Short exercise.
Copy every line of the items below verbatim, omitting the pictures.

[Element location listings]

______________________________

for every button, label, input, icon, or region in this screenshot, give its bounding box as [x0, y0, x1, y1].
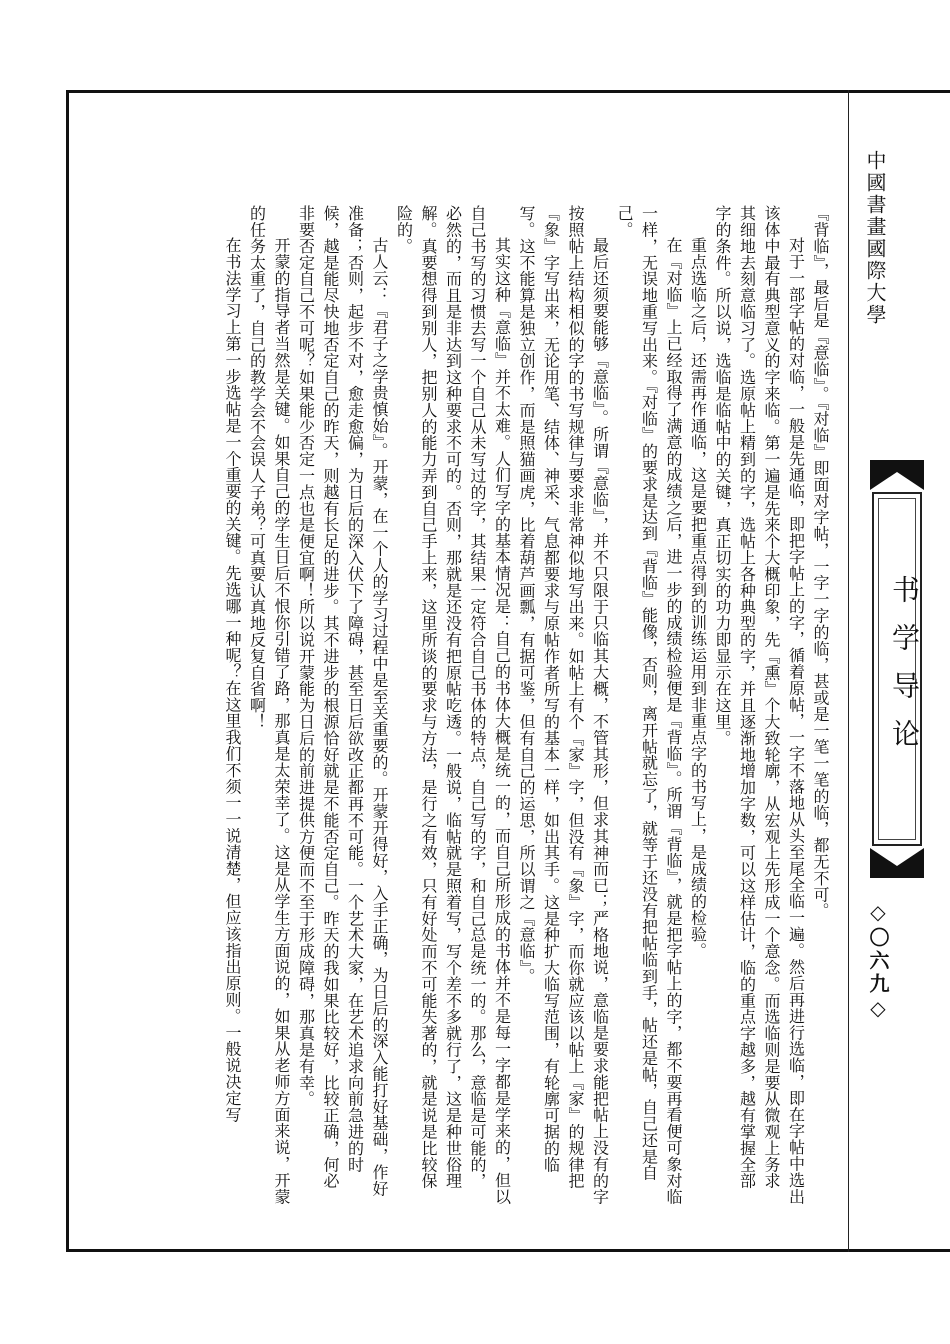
paragraph: 在书法学习上第一步选帖是一个重要的关键。先选哪一种呢？在这里我们不须一一说清楚，但应该指出原则。一般说决定写	[223, 237, 242, 1123]
paragraph: 开蒙的指导者当然是关键。如果自己的学生日后不恨你引错了路，那真是太荣幸了。这是从学生方面说的，如果从老师方面来说，开蒙的任务太重了，自己的教学会不会误人子弟？可真要认真地反复自省啊！	[247, 205, 291, 1205]
paragraph: 『背临』，最后是『意临』。『对临』即面对字帖，一字一字的临，甚或是一笔一笔的临，都无不可。	[811, 205, 830, 919]
paragraph: 重点选临之后，还需再作通临，这是要把重点得到的训练运用到非重点字的书写上，是成绩的检验。	[688, 237, 708, 959]
paragraph: 其实这种『意临』并不太难。人们写字的基本情况是：自己的书体大概是统一的，而自己所形成的书体并不是每一字都是学来的，但以自己书写的习惯去写一个自己从未写过的字，其结果一定符合自己书体的特点，自己写的字，和自己总是统一的。那么，意临是可能的，必然的，而且是非达到这种要求不可的。否则，那就是还没有把原帖吃透。一般说，临帖就是照着写，写个差不多就行了，这是种世俗理解。真要想得到别人，把别人的能力弄到自己手上来，这里所谈的要求与方法，是行之有效，只有好处而不可能失著的，就是说是比较保险的。	[394, 205, 512, 1205]
page-number: ◇〇六九◇	[866, 900, 890, 1023]
margin-rule	[848, 90, 849, 1252]
paragraph: 最后还须要能够『意临』。所谓『意临』，并不只限于只临其大概，不管其形，但求其神而已；严格地说，意临是要求能把帖上没有的字按照帖上结构相似的字的书写规律与要求非常神似地写出来。如帖上有个『家』字，但没有『象』字，而你就应该以帖上『家』的规律把『象』字写出来，无论用笔、结体、神采、气息都要求与原帖作者所写的基本一样，如出其手。这是种扩大临写范围，有轮廓可据的临写。这不能算是独立创作，而是照猫画虎，比着葫芦画瓢，有据可鉴，但有自己的运思，所以谓之『意临』。	[517, 205, 610, 1205]
section-title: 书学导论	[888, 575, 921, 767]
paragraph: 在『对临』上已经取得了满意的成绩之后，进一步的成绩检验便是『背临』。所谓『背临』，就是把字帖上的字，都不要再看便可象对临一样，无误地重写出来。『对临』的要求是达到『背临』能像，否则，离开帖就忘了，就等于还没有把帖临到手，帖还是帖，自己还是自己。	[615, 205, 683, 1205]
journal-name: 中國書畫國際大學	[863, 150, 887, 326]
body-text	[112, 205, 832, 1205]
paragraph: 古人云：『君子之学贵慎始』。开蒙，在一个人的学习过程中是至关重要的。开蒙开得好，入手正确，为日后的深入能打好基础，作好准备；否则，起步不对，愈走愈偏，为日后的深入伏下了障碍，甚至日后欲改正都再不可能。一个艺术大家，在艺术追求向前急进的时候，越是能尽快地否定自己的昨天，则越有长足的进步。其不进步的根源恰好就是不能否定自己。昨天的我如果比较好，比较正确，何必非要否定自己不可呢？如果能少否定一点也是便宜啊！所以说开蒙能为日后的前进提供方便而不至于形成障碍，那真是有幸。	[296, 205, 389, 1197]
paragraph: 对于一部字帖的对临，一般是先通临，即把字帖上的字，循着原帖，一字不落地从头至尾全临一遍。然后再进行选临，即在字帖中选出该体中最有典型意义的字来临。第一遍是先来个大概印象，先『熏』个大致轮廓，从宏观上先形成一个意念。而选临则是要从微观上务求其细地去刻意临习了。选原帖上精到的字，选帖上各种典型的字，并且逐渐地增加字数，可以这样估计，临的重点字越多，越有掌握全部字的条件。所以说，选临是临帖中的关键，真正切实的功力即显示在这里。	[713, 205, 806, 1205]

______________________________

Task result.
for every button, label, input, icon, or region in this screenshot, give its bounding box as [x0, y0, x1, y1].
paragraph: 在书法学习上第一步选帖是一个重要的关键。先选哪一种呢？在这里我们不须一一说清楚，但应该指出原则。一般说决定写	[223, 237, 242, 1123]
paragraph: 开蒙的指导者当然是关键。如果自己的学生日后不恨你引错了路，那真是太荣幸了。这是从学生方面说的，如果从老师方面来说，开蒙的任务太重了，自己的教学会不会误人子弟？可真要认真地反复自省啊！	[247, 205, 291, 1205]
paragraph: 『背临』，最后是『意临』。『对临』即面对字帖，一字一字的临，甚或是一笔一笔的临，都无不可。	[811, 205, 830, 919]
paragraph: 重点选临之后，还需再作通临，这是要把重点得到的训练运用到非重点字的书写上，是成绩的检验。	[688, 237, 708, 959]
paragraph: 其实这种『意临』并不太难。人们写字的基本情况是：自己的书体大概是统一的，而自己所形成的书体并不是每一字都是学来的，但以自己书写的习惯去写一个自己从未写过的字，其结果一定符合自己书体的特点，自己写的字，和自己总是统一的。那么，意临是可能的，必然的，而且是非达到这种要求不可的。否则，那就是还没有把原帖吃透。一般说，临帖就是照着写，写个差不多就行了，这是种世俗理解。真要想得到别人，把别人的能力弄到自己手上来，这里所谈的要求与方法，是行之有效，只有好处而不可能失著的，就是说是比较保险的。	[394, 205, 512, 1205]
page-number: ◇〇六九◇	[866, 900, 890, 1023]
margin-rule	[848, 90, 849, 1252]
paragraph: 最后还须要能够『意临』。所谓『意临』，并不只限于只临其大概，不管其形，但求其神而已；严格地说，意临是要求能把帖上没有的字按照帖上结构相似的字的书写规律与要求非常神似地写出来。如帖上有个『家』字，但没有『象』字，而你就应该以帖上『家』的规律把『象』字写出来，无论用笔、结体、神采、气息都要求与原帖作者所写的基本一样，如出其手。这是种扩大临写范围，有轮廓可据的临写。这不能算是独立创作，而是照猫画虎，比着葫芦画瓢，有据可鉴，但有自己的运思，所以谓之『意临』。	[517, 205, 610, 1205]
section-title: 书学导论	[888, 575, 921, 767]
paragraph: 在『对临』上已经取得了满意的成绩之后，进一步的成绩检验便是『背临』。所谓『背临』，就是把字帖上的字，都不要再看便可象对临一样，无误地重写出来。『对临』的要求是达到『背临』能像，否则，离开帖就忘了，就等于还没有把帖临到手，帖还是帖，自己还是自己。	[615, 205, 683, 1205]
journal-name: 中國書畫國際大學	[863, 150, 887, 326]
body-text	[112, 205, 832, 1205]
paragraph: 古人云：『君子之学贵慎始』。开蒙，在一个人的学习过程中是至关重要的。开蒙开得好，入手正确，为日后的深入能打好基础，作好准备；否则，起步不对，愈走愈偏，为日后的深入伏下了障碍，甚至日后欲改正都再不可能。一个艺术大家，在艺术追求向前急进的时候，越是能尽快地否定自己的昨天，则越有长足的进步。其不进步的根源恰好就是不能否定自己。昨天的我如果比较好，比较正确，何必非要否定自己不可呢？如果能少否定一点也是便宜啊！所以说开蒙能为日后的前进提供方便而不至于形成障碍，那真是有幸。	[296, 205, 389, 1197]
paragraph: 对于一部字帖的对临，一般是先通临，即把字帖上的字，循着原帖，一字不落地从头至尾全临一遍。然后再进行选临，即在字帖中选出该体中最有典型意义的字来临。第一遍是先来个大概印象，先『熏』个大致轮廓，从宏观上先形成一个意念。而选临则是要从微观上务求其细地去刻意临习了。选原帖上精到的字，选帖上各种典型的字，并且逐渐地增加字数，可以这样估计，临的重点字越多，越有掌握全部字的条件。所以说，选临是临帖中的关键，真正切实的功力即显示在这里。	[713, 205, 806, 1205]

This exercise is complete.